_WRITTEN INSTRUCTION:_ Transcribe the entries that follow exactly as they appear, minus pictures.
## start ENTRIES SUPPLIED
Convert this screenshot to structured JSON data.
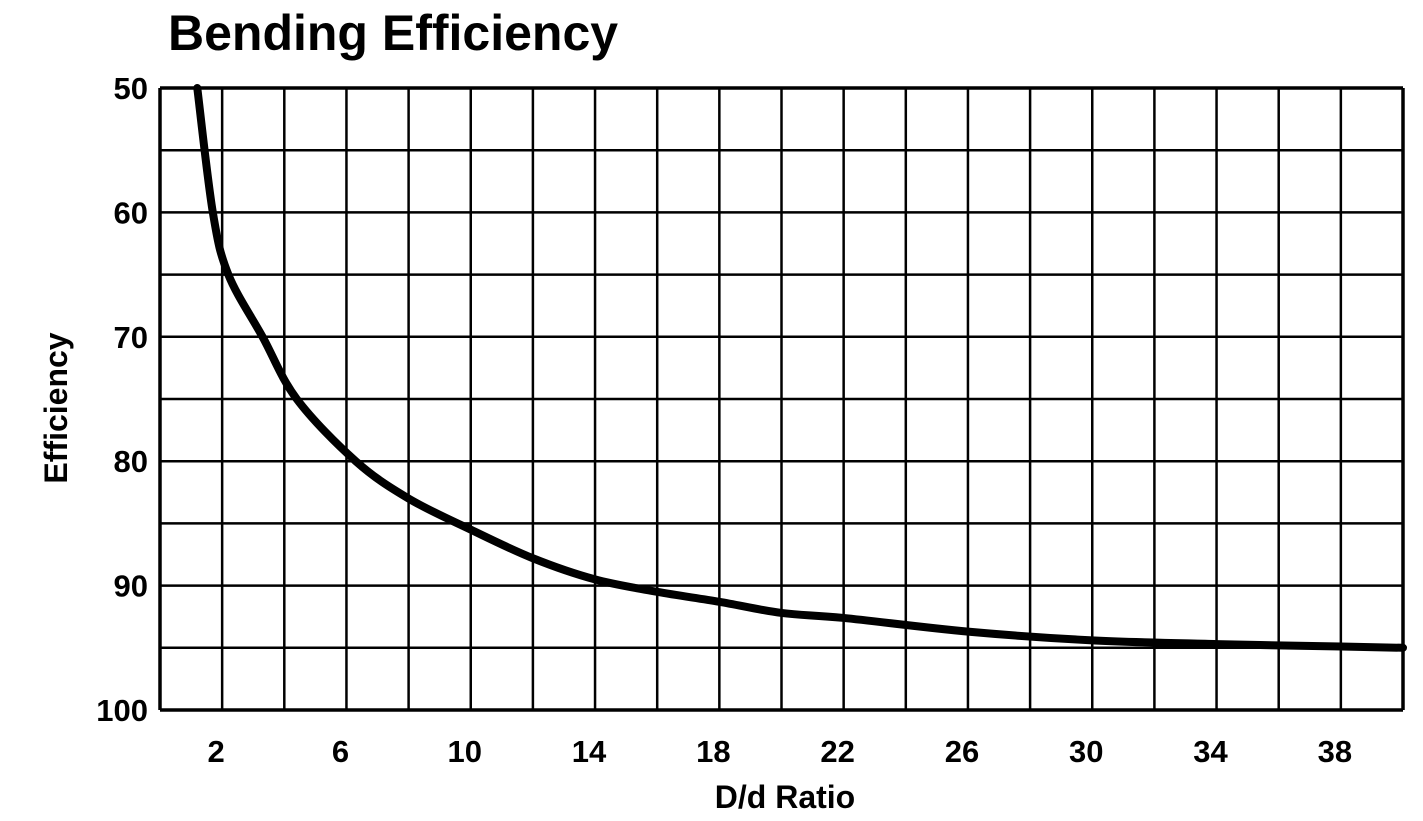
{
  "chart_data": {
    "type": "line",
    "title": "Bending Efficiency",
    "xlabel": "D/d Ratio",
    "ylabel": "Efficiency",
    "xlim": [
      0,
      40
    ],
    "ylim": [
      50,
      100
    ],
    "y_inverted": true,
    "grid": true,
    "x_grid_step": 2,
    "y_grid_step": 5,
    "x_ticks": [
      2,
      6,
      10,
      14,
      18,
      22,
      26,
      30,
      34,
      38
    ],
    "y_ticks": [
      50,
      60,
      70,
      80,
      90,
      100
    ],
    "line_color": "#000000",
    "series": [
      {
        "x": [
          1.2,
          1.7,
          2.2,
          3.3,
          4.4,
          6.3,
          8,
          10,
          12,
          14,
          16,
          18,
          20,
          22,
          26,
          30,
          34,
          38,
          40
        ],
        "y": [
          50,
          60,
          65,
          70,
          75,
          80,
          83,
          85.5,
          87.8,
          89.5,
          90.5,
          91.3,
          92.2,
          92.6,
          93.7,
          94.4,
          94.7,
          94.9,
          95
        ]
      }
    ]
  }
}
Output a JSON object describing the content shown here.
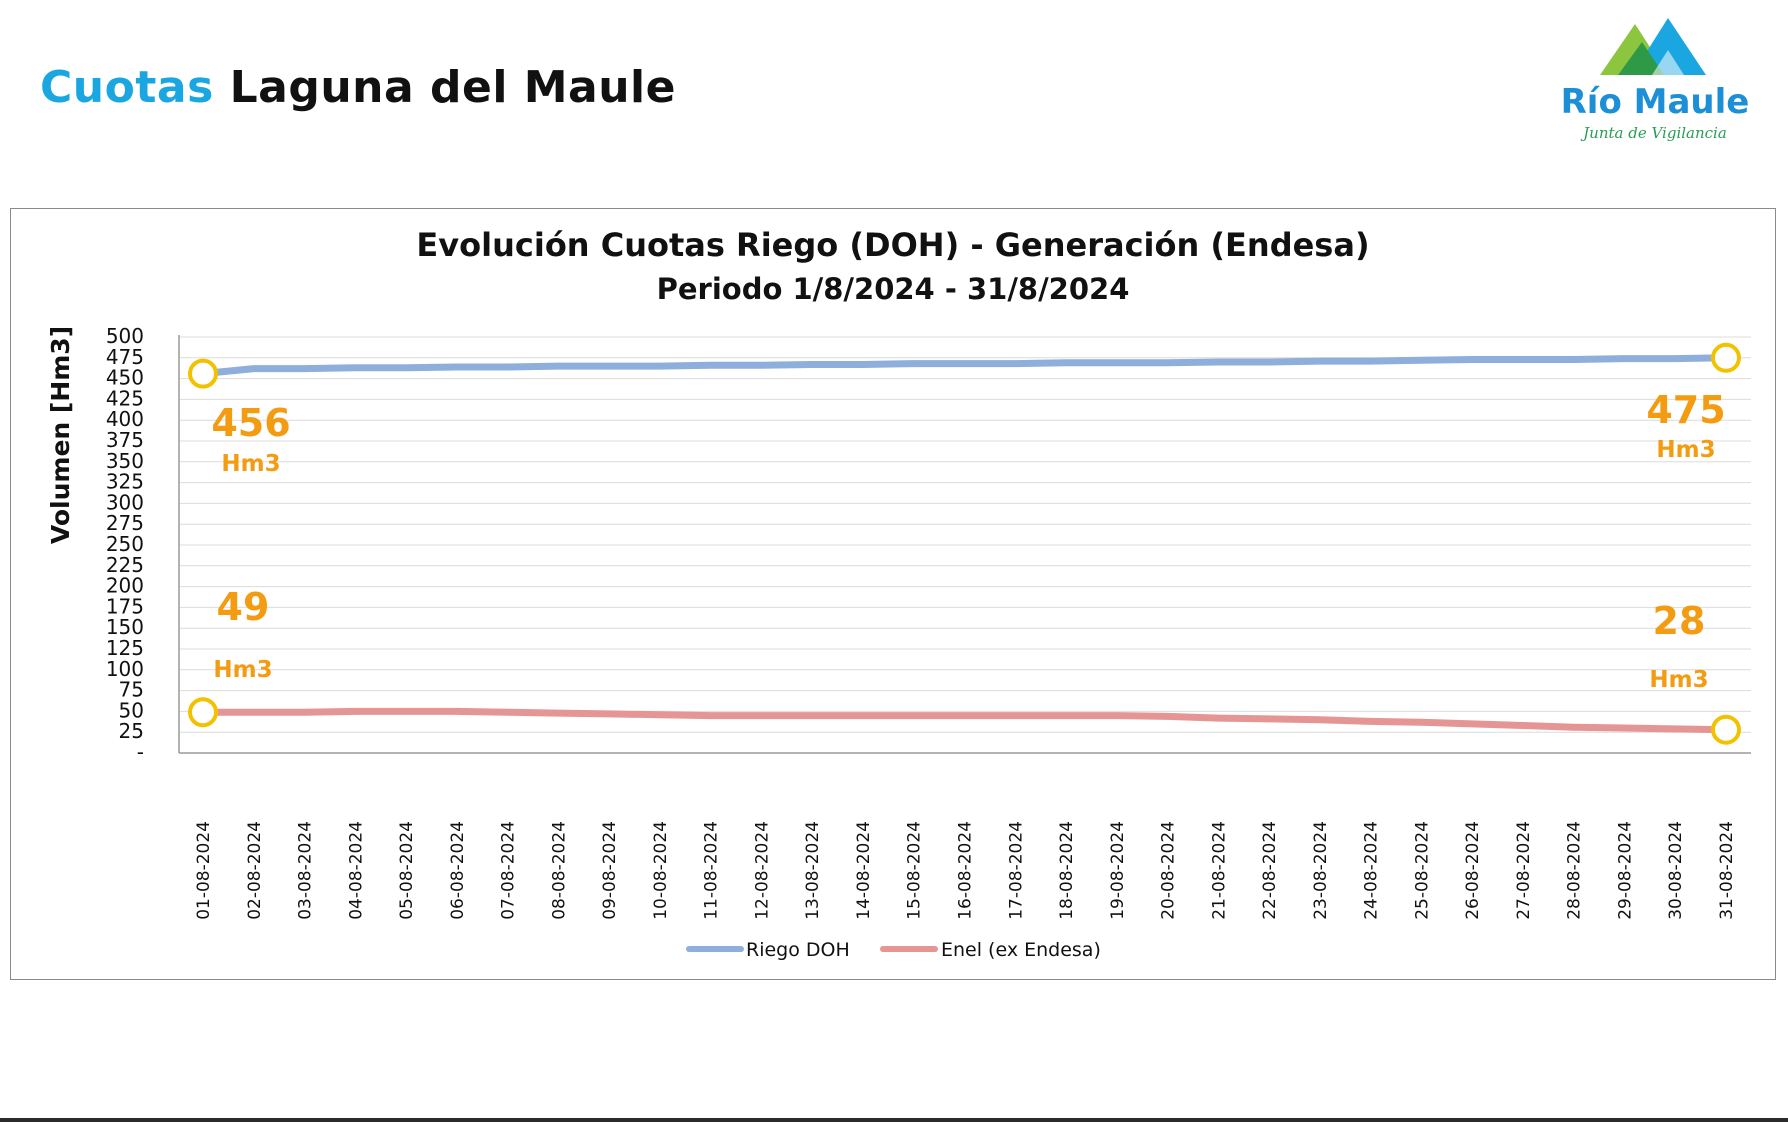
{
  "header": {
    "title_accent": "Cuotas",
    "title_rest": "Laguna del Maule"
  },
  "logo": {
    "name": "Río Maule",
    "subtitle": "Junta de Vigilancia"
  },
  "colors": {
    "accent": "#1aa6e0",
    "riego": "#8eaedc",
    "enel": "#e59593",
    "callout": "#f39c12",
    "marker": "#f2c200"
  },
  "chart_data": {
    "type": "line",
    "title": "Evolución Cuotas Riego (DOH) - Generación (Endesa)",
    "subtitle": "Periodo 1/8/2024 - 31/8/2024",
    "ylabel": "Volumen [Hm3]",
    "xlabel": "",
    "ylim": [
      0,
      500
    ],
    "yticks": [
      "-",
      "25",
      "50",
      "75",
      "100",
      "125",
      "150",
      "175",
      "200",
      "225",
      "250",
      "275",
      "300",
      "325",
      "350",
      "375",
      "400",
      "425",
      "450",
      "475",
      "500"
    ],
    "grid": true,
    "legend_position": "bottom",
    "categories": [
      "01-08-2024",
      "02-08-2024",
      "03-08-2024",
      "04-08-2024",
      "05-08-2024",
      "06-08-2024",
      "07-08-2024",
      "08-08-2024",
      "09-08-2024",
      "10-08-2024",
      "11-08-2024",
      "12-08-2024",
      "13-08-2024",
      "14-08-2024",
      "15-08-2024",
      "16-08-2024",
      "17-08-2024",
      "18-08-2024",
      "19-08-2024",
      "20-08-2024",
      "21-08-2024",
      "22-08-2024",
      "23-08-2024",
      "24-08-2024",
      "25-08-2024",
      "26-08-2024",
      "27-08-2024",
      "28-08-2024",
      "29-08-2024",
      "30-08-2024",
      "31-08-2024"
    ],
    "series": [
      {
        "name": "Riego DOH",
        "values": [
          456,
          462,
          462,
          463,
          463,
          464,
          464,
          465,
          465,
          465,
          466,
          466,
          467,
          467,
          468,
          468,
          468,
          469,
          469,
          469,
          470,
          470,
          471,
          471,
          472,
          473,
          473,
          473,
          474,
          474,
          475
        ]
      },
      {
        "name": "Enel (ex Endesa)",
        "values": [
          49,
          49,
          49,
          50,
          50,
          50,
          49,
          48,
          47,
          46,
          45,
          45,
          45,
          45,
          45,
          45,
          45,
          45,
          45,
          44,
          42,
          41,
          40,
          38,
          37,
          35,
          33,
          31,
          30,
          29,
          28
        ]
      }
    ],
    "annotations": [
      {
        "series": 0,
        "index": 0,
        "value": "456",
        "unit": "Hm3"
      },
      {
        "series": 0,
        "index": 30,
        "value": "475",
        "unit": "Hm3"
      },
      {
        "series": 1,
        "index": 0,
        "value": "49",
        "unit": "Hm3"
      },
      {
        "series": 1,
        "index": 30,
        "value": "28",
        "unit": "Hm3"
      }
    ]
  }
}
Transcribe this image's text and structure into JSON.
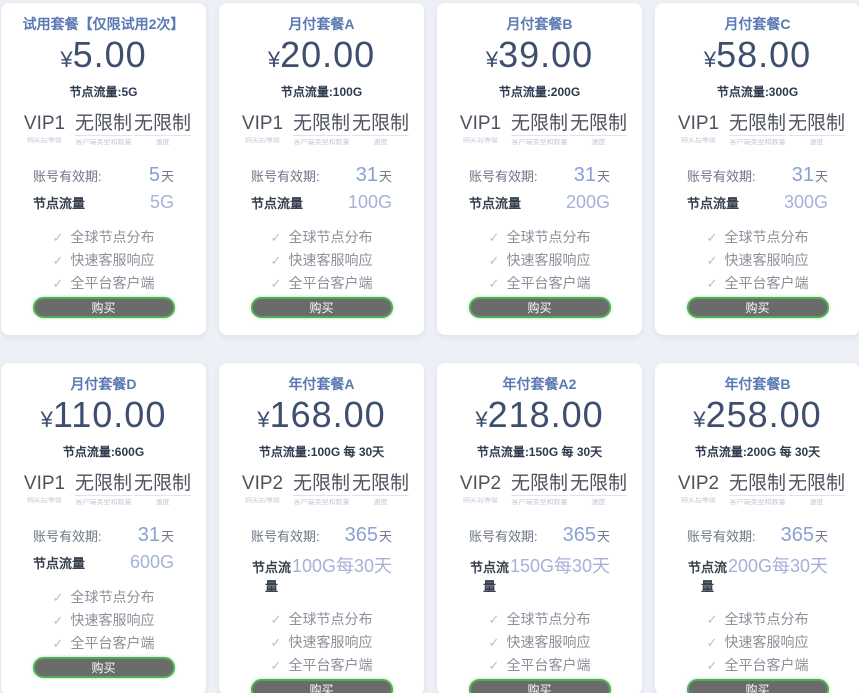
{
  "shared": {
    "currency": "¥",
    "unlimited_label": "无限制",
    "level_caption": "购买后等级",
    "clients_caption": "客户端类型和数量",
    "speed_caption": "速度",
    "validity_label": "账号有效期:",
    "traffic_label": "节点流量",
    "day_unit": "天",
    "check_icon": "✓",
    "features": [
      "全球节点分布",
      "快速客服响应",
      "全平台客户端"
    ],
    "buy_label": "购买"
  },
  "colors": {
    "page_bg": "#eef0f7",
    "title_blue": "#5b79b3",
    "price_dark": "#3d4e6e",
    "value_blue": "#8ba0d3",
    "traffic_blue": "#a5b1d9",
    "button_bg": "#6b6b6b",
    "button_border_green": "#4caf50"
  },
  "plans": [
    {
      "title": "试用套餐【仅限试用2次】",
      "price": "5.00",
      "subtitle": "节点流量:5G",
      "level": "VIP1",
      "validity_num": "5",
      "traffic": "5G"
    },
    {
      "title": "月付套餐A",
      "price": "20.00",
      "subtitle": "节点流量:100G",
      "level": "VIP1",
      "validity_num": "31",
      "traffic": "100G"
    },
    {
      "title": "月付套餐B",
      "price": "39.00",
      "subtitle": "节点流量:200G",
      "level": "VIP1",
      "validity_num": "31",
      "traffic": "200G"
    },
    {
      "title": "月付套餐C",
      "price": "58.00",
      "subtitle": "节点流量:300G",
      "level": "VIP1",
      "validity_num": "31",
      "traffic": "300G"
    },
    {
      "title": "月付套餐D",
      "price": "110.00",
      "subtitle": "节点流量:600G",
      "level": "VIP1",
      "validity_num": "31",
      "traffic": "600G"
    },
    {
      "title": "年付套餐A",
      "price": "168.00",
      "subtitle": "节点流量:100G 每 30天",
      "level": "VIP2",
      "validity_num": "365",
      "traffic": "100G每30天"
    },
    {
      "title": "年付套餐A2",
      "price": "218.00",
      "subtitle": "节点流量:150G 每 30天",
      "level": "VIP2",
      "validity_num": "365",
      "traffic": "150G每30天"
    },
    {
      "title": "年付套餐B",
      "price": "258.00",
      "subtitle": "节点流量:200G 每 30天",
      "level": "VIP2",
      "validity_num": "365",
      "traffic": "200G每30天"
    }
  ]
}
## end ENTRIES SUPPLIED
_CORRECT RESPONSE:_
Convert this screenshot to structured JSON data.
{
  "chart_data": {
    "type": "line",
    "title": "Bending Efficiency",
    "xlabel": "D/d Ratio",
    "ylabel": "Efficiency",
    "xlim": [
      0,
      40
    ],
    "ylim": [
      50,
      100
    ],
    "y_inverted": true,
    "grid": true,
    "x_grid_step": 2,
    "y_grid_step": 5,
    "x_ticks": [
      2,
      6,
      10,
      14,
      18,
      22,
      26,
      30,
      34,
      38
    ],
    "y_ticks": [
      50,
      60,
      70,
      80,
      90,
      100
    ],
    "line_color": "#000000",
    "series": [
      {
        "x": [
          1.2,
          1.7,
          2.2,
          3.3,
          4.4,
          6.3,
          8,
          10,
          12,
          14,
          16,
          18,
          20,
          22,
          26,
          30,
          34,
          38,
          40
        ],
        "y": [
          50,
          60,
          65,
          70,
          75,
          80,
          83,
          85.5,
          87.8,
          89.5,
          90.5,
          91.3,
          92.2,
          92.6,
          93.7,
          94.4,
          94.7,
          94.9,
          95
        ]
      }
    ]
  }
}
Output a JSON object describing the content shown here.
{
  "header": {
    "title_accent": "Cuotas",
    "title_rest": "Laguna del Maule"
  },
  "logo": {
    "name": "Río Maule",
    "subtitle": "Junta de Vigilancia"
  },
  "colors": {
    "accent": "#1aa6e0",
    "riego": "#8eaedc",
    "enel": "#e59593",
    "callout": "#f39c12",
    "marker": "#f2c200"
  },
  "chart_data": {
    "type": "line",
    "title": "Evolución Cuotas Riego (DOH) - Generación (Endesa)",
    "subtitle": "Periodo 1/8/2024 - 31/8/2024",
    "ylabel": "Volumen [Hm3]",
    "xlabel": "",
    "ylim": [
      0,
      500
    ],
    "yticks": [
      "-",
      "25",
      "50",
      "75",
      "100",
      "125",
      "150",
      "175",
      "200",
      "225",
      "250",
      "275",
      "300",
      "325",
      "350",
      "375",
      "400",
      "425",
      "450",
      "475",
      "500"
    ],
    "grid": true,
    "legend_position": "bottom",
    "categories": [
      "01-08-2024",
      "02-08-2024",
      "03-08-2024",
      "04-08-2024",
      "05-08-2024",
      "06-08-2024",
      "07-08-2024",
      "08-08-2024",
      "09-08-2024",
      "10-08-2024",
      "11-08-2024",
      "12-08-2024",
      "13-08-2024",
      "14-08-2024",
      "15-08-2024",
      "16-08-2024",
      "17-08-2024",
      "18-08-2024",
      "19-08-2024",
      "20-08-2024",
      "21-08-2024",
      "22-08-2024",
      "23-08-2024",
      "24-08-2024",
      "25-08-2024",
      "26-08-2024",
      "27-08-2024",
      "28-08-2024",
      "29-08-2024",
      "30-08-2024",
      "31-08-2024"
    ],
    "series": [
      {
        "name": "Riego DOH",
        "values": [
          456,
          462,
          462,
          463,
          463,
          464,
          464,
          465,
          465,
          465,
          466,
          466,
          467,
          467,
          468,
          468,
          468,
          469,
          469,
          469,
          470,
          470,
          471,
          471,
          472,
          473,
          473,
          473,
          474,
          474,
          475
        ]
      },
      {
        "name": "Enel (ex Endesa)",
        "values": [
          49,
          49,
          49,
          50,
          50,
          50,
          49,
          48,
          47,
          46,
          45,
          45,
          45,
          45,
          45,
          45,
          45,
          45,
          45,
          44,
          42,
          41,
          40,
          38,
          37,
          35,
          33,
          31,
          30,
          29,
          28
        ]
      }
    ],
    "annotations": [
      {
        "series": 0,
        "index": 0,
        "value": "456",
        "unit": "Hm3"
      },
      {
        "series": 0,
        "index": 30,
        "value": "475",
        "unit": "Hm3"
      },
      {
        "series": 1,
        "index": 0,
        "value": "49",
        "unit": "Hm3"
      },
      {
        "series": 1,
        "index": 30,
        "value": "28",
        "unit": "Hm3"
      }
    ]
  }
}
Transcribe this image's text and structure into JSON.
{
  "shared": {
    "currency": "¥",
    "unlimited_label": "无限制",
    "level_caption": "购买后等级",
    "clients_caption": "客户端类型和数量",
    "speed_caption": "速度",
    "validity_label": "账号有效期:",
    "traffic_label": "节点流量",
    "day_unit": "天",
    "check_icon": "✓",
    "features": [
      "全球节点分布",
      "快速客服响应",
      "全平台客户端"
    ],
    "buy_label": "购买"
  },
  "colors": {
    "page_bg": "#eef0f7",
    "title_blue": "#5b79b3",
    "price_dark": "#3d4e6e",
    "value_blue": "#8ba0d3",
    "traffic_blue": "#a5b1d9",
    "button_bg": "#6b6b6b",
    "button_border_green": "#4caf50"
  },
  "plans": [
    {
      "title": "试用套餐【仅限试用2次】",
      "price": "5.00",
      "subtitle": "节点流量:5G",
      "level": "VIP1",
      "validity_num": "5",
      "traffic": "5G"
    },
    {
      "title": "月付套餐A",
      "price": "20.00",
      "subtitle": "节点流量:100G",
      "level": "VIP1",
      "validity_num": "31",
      "traffic": "100G"
    },
    {
      "title": "月付套餐B",
      "price": "39.00",
      "subtitle": "节点流量:200G",
      "level": "VIP1",
      "validity_num": "31",
      "traffic": "200G"
    },
    {
      "title": "月付套餐C",
      "price": "58.00",
      "subtitle": "节点流量:300G",
      "level": "VIP1",
      "validity_num": "31",
      "traffic": "300G"
    },
    {
      "title": "月付套餐D",
      "price": "110.00",
      "subtitle": "节点流量:600G",
      "level": "VIP1",
      "validity_num": "31",
      "traffic": "600G"
    },
    {
      "title": "年付套餐A",
      "price": "168.00",
      "subtitle": "节点流量:100G 每 30天",
      "level": "VIP2",
      "validity_num": "365",
      "traffic": "100G每30天"
    },
    {
      "title": "年付套餐A2",
      "price": "218.00",
      "subtitle": "节点流量:150G 每 30天",
      "level": "VIP2",
      "validity_num": "365",
      "traffic": "150G每30天"
    },
    {
      "title": "年付套餐B",
      "price": "258.00",
      "subtitle": "节点流量:200G 每 30天",
      "level": "VIP2",
      "validity_num": "365",
      "traffic": "200G每30天"
    }
  ]
}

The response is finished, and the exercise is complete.